----- Page -----
NZ's smoking rates dropped dramatically thanks to a hard-hitting campaign. Could we do the same to bring emissions down?
- Written by Caroline Shaw, Senior Lecturer in Public Health, University of Otago
New Zealand has the highest per capita car ownership in the OECD, and reducing emissions from the transport sector is seen as a wicked problem.
As part of its recently released advice for the government’s first emissions reduction plan, the Climate Change Commission is calling for a public education campaign similar to anti-smoking ads to create a social movement away from cars.
Transport accounts for 21% of New Zealand’s annual greenhouse gas emissions and is the fastest growing source of emissions. We clearly need to reduce transport emissions dramatically.
And the commission is right that tobacco control has lessons to offer for transport decarbonisation.
Changing the system
Decades of investment in a car-based transport system has baked car dependency into New Zealanders’ expectations of how we live and travel.
Once people are used to a particular system, it is hard to see the extent of change needed and mechanisms to make it happen.
The decades-long tobacco control programme offers an exemplar in creating social (and behaviour) change on the scale the commission wants to see. But the lessons are broader than a public education campaign.
Read more: Thank you for not driving: Climate change requires anti-smoking tactics
One of the key lessons from tobacco control is the need to intervene in multiple levels to reshape the entire system. This includes:
- interventions at the policy level (taxation on tobacco products, advertising and sponsorship bans)
- creating environments that support being smoke-free (no smoking in public places such as bars, playgrounds, workplaces; plain packaging)
- community action (community-based tobacco control programmes such as Aukati Kaipaipa)
- helping individual smokers to quit
- reorienting health services to promote tobacco control by requiring health providers to collect and report on smoking status.
Combined, these interventions have reduced smoking rates from 36% in 1976 to 13% in 2020. We moved from a society where smoking was ubiquitous (remember smoking in planes, bars, restaurants and workplaces?) to one where smoking is no longer seen as a “normal” activity.
Importantly, tobacco control interventions now enjoy a high level of support, including often from smokers. These wide-ranging environmental interventions created behavioural change and support for further interventions.
Making it easier for people to change
Evidence from public health shows policy interventions that go hand in hand with supportive environments are likely to make the biggest difference in behaviour changes.
These interventions include taxation, advertising restrictions and changes to product availability. They can shift the behaviour of the entire population.
----- Information supplied -----
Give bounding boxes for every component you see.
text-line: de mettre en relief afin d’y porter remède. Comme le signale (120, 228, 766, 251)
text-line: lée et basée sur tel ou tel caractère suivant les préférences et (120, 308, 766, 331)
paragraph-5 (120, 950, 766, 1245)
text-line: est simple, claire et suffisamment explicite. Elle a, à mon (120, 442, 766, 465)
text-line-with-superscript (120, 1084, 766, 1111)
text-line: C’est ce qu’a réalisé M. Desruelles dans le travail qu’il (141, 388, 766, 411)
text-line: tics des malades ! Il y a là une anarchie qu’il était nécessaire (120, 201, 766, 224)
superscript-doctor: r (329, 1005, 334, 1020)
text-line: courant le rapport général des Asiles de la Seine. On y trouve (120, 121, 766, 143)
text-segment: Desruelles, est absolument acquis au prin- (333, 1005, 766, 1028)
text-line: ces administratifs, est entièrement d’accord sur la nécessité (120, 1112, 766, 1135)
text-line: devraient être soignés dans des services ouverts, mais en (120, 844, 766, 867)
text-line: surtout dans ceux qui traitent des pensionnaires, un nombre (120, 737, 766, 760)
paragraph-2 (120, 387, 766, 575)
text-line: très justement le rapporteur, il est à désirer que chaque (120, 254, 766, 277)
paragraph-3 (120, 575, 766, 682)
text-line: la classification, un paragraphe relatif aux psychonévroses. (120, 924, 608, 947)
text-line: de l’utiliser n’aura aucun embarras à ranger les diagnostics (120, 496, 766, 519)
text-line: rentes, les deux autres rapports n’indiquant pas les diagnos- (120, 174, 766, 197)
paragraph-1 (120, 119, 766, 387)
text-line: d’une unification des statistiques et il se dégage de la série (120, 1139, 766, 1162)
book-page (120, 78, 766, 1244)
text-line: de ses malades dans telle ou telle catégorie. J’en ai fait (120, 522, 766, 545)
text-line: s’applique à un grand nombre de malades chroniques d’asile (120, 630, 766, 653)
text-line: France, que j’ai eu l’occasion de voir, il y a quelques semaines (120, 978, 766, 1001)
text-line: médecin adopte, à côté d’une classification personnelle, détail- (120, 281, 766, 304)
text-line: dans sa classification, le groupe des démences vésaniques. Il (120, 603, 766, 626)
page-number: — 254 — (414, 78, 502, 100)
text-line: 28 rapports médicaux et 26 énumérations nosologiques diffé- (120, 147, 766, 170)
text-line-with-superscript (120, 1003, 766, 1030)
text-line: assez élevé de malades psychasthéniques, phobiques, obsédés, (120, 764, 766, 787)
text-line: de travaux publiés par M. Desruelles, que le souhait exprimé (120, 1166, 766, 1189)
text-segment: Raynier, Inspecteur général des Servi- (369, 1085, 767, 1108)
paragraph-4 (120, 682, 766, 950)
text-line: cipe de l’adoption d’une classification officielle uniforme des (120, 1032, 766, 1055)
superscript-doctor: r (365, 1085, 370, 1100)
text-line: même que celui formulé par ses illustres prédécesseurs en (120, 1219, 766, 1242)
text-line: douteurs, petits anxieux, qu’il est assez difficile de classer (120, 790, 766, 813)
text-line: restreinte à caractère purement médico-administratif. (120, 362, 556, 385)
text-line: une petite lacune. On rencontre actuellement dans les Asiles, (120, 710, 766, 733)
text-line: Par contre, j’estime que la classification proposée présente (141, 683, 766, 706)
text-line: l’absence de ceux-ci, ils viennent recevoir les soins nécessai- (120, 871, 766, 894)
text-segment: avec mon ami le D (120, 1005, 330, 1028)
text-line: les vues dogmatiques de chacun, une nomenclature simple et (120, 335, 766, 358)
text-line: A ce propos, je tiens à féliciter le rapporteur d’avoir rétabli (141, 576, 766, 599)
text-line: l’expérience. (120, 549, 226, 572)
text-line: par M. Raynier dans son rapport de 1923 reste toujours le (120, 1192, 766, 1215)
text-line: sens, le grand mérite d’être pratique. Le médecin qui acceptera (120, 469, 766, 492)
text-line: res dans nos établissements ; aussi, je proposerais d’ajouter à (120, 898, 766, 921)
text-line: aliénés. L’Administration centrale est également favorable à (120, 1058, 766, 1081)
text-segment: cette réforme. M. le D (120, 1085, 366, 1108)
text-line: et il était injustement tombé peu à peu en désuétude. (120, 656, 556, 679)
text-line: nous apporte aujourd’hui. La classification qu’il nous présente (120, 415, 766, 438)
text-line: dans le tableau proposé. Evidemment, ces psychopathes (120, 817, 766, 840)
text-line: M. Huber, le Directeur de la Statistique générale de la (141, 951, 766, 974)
-----
Task list:
#1 Quote the article on cutting transport emissions word for word, everything from "Transport accounts for" down to "make it happen.".
#2 According to the article on cutting transport emissions, what share of New Zealand's annual greenhouse gas emissions comes from transport?
The entries have no connection to the article on cutting transport emissions.

Worked answers:
#1
Transport accounts for 21% of New Zealand’s annual greenhouse gas emissions and is the fastest growing source of emissions. We clearly need to reduce transport emissions dramatically.
And the commission is right that tobacco control has lessons to offer for transport decarbonisation.
Changing the system
Decades of investment in a car-based transport system has baked car dependency into New Zealanders’ expectations of how we live and travel.
Once people are used to a particular system, it is hard to see the extent of change needed and mechanisms to make it happen.

#2 21%